## EXERCISE INSTRUCTIONS
Omit every picture, then give all the entries again exactly.

## MATERIAL FOR THE TASK
________

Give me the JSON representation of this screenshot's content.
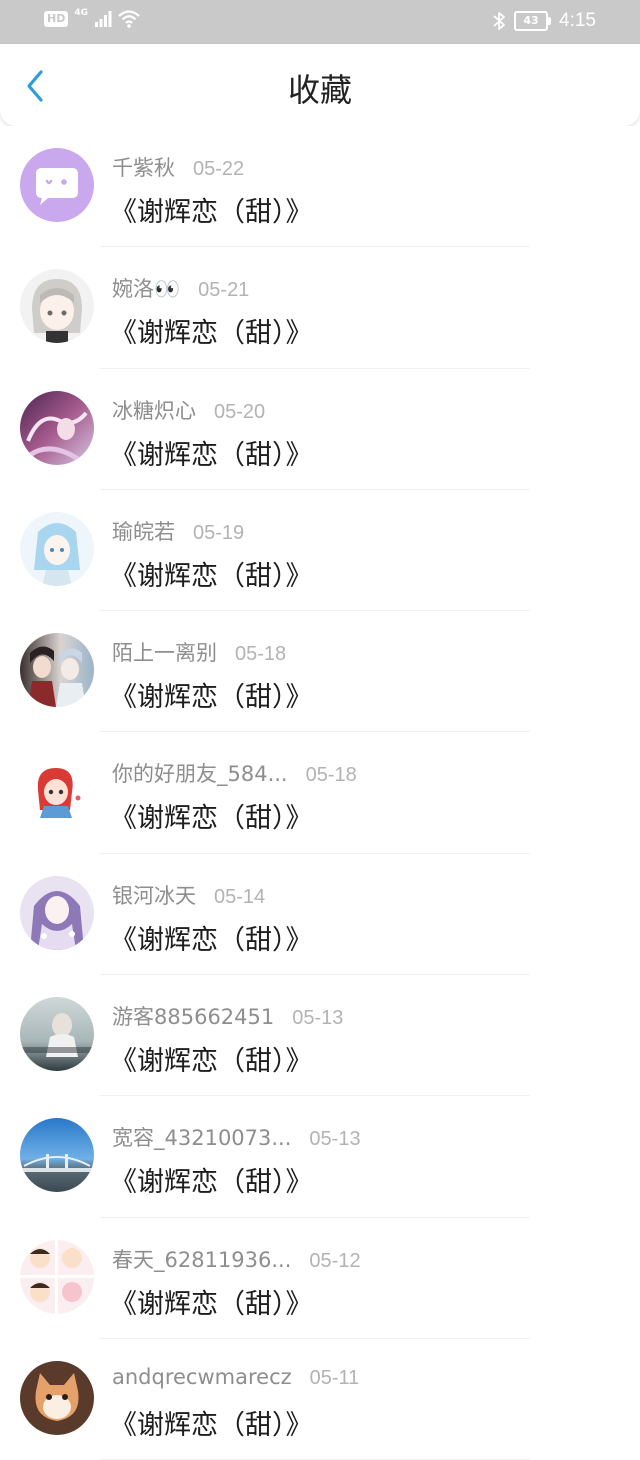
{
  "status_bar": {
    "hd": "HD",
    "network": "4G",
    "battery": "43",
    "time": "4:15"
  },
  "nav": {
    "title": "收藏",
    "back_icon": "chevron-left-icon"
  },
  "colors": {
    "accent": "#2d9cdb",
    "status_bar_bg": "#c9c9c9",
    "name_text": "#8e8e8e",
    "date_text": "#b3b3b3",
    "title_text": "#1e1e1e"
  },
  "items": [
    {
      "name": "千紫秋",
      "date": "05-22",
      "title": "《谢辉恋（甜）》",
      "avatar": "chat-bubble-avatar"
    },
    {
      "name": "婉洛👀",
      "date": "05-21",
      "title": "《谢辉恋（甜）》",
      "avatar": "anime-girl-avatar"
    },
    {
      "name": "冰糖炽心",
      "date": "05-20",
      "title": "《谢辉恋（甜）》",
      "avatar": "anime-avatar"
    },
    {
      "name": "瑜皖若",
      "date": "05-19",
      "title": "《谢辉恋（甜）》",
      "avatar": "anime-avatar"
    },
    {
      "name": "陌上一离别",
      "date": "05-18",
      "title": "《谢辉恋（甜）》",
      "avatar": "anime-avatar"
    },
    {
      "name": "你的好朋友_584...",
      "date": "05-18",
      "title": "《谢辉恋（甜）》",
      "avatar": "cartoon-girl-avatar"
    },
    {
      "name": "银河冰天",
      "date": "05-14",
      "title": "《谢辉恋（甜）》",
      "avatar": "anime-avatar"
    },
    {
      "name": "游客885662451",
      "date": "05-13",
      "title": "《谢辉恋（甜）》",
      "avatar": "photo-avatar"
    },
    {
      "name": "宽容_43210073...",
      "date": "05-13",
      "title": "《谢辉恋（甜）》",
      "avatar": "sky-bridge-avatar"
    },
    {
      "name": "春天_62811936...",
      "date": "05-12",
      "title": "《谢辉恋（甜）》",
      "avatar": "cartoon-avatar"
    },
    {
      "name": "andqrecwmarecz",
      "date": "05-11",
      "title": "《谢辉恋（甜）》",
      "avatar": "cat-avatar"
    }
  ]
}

________

## ANSWER TO THIS PROBLEM
Give me the JSON representation of this screenshot's content.
{
  "status_bar": {
    "hd": "HD",
    "network": "4G",
    "battery": "43",
    "time": "4:15"
  },
  "nav": {
    "title": "收藏",
    "back_icon": "chevron-left-icon"
  },
  "colors": {
    "accent": "#2d9cdb",
    "status_bar_bg": "#c9c9c9",
    "name_text": "#8e8e8e",
    "date_text": "#b3b3b3",
    "title_text": "#1e1e1e"
  },
  "items": [
    {
      "name": "千紫秋",
      "date": "05-22",
      "title": "《谢辉恋（甜）》",
      "avatar": "chat-bubble-avatar"
    },
    {
      "name": "婉洛👀",
      "date": "05-21",
      "title": "《谢辉恋（甜）》",
      "avatar": "anime-girl-avatar"
    },
    {
      "name": "冰糖炽心",
      "date": "05-20",
      "title": "《谢辉恋（甜）》",
      "avatar": "anime-avatar"
    },
    {
      "name": "瑜皖若",
      "date": "05-19",
      "title": "《谢辉恋（甜）》",
      "avatar": "anime-avatar"
    },
    {
      "name": "陌上一离别",
      "date": "05-18",
      "title": "《谢辉恋（甜）》",
      "avatar": "anime-avatar"
    },
    {
      "name": "你的好朋友_584...",
      "date": "05-18",
      "title": "《谢辉恋（甜）》",
      "avatar": "cartoon-girl-avatar"
    },
    {
      "name": "银河冰天",
      "date": "05-14",
      "title": "《谢辉恋（甜）》",
      "avatar": "anime-avatar"
    },
    {
      "name": "游客885662451",
      "date": "05-13",
      "title": "《谢辉恋（甜）》",
      "avatar": "photo-avatar"
    },
    {
      "name": "宽容_43210073...",
      "date": "05-13",
      "title": "《谢辉恋（甜）》",
      "avatar": "sky-bridge-avatar"
    },
    {
      "name": "春天_62811936...",
      "date": "05-12",
      "title": "《谢辉恋（甜）》",
      "avatar": "cartoon-avatar"
    },
    {
      "name": "andqrecwmarecz",
      "date": "05-11",
      "title": "《谢辉恋（甜）》",
      "avatar": "cat-avatar"
    }
  ]
}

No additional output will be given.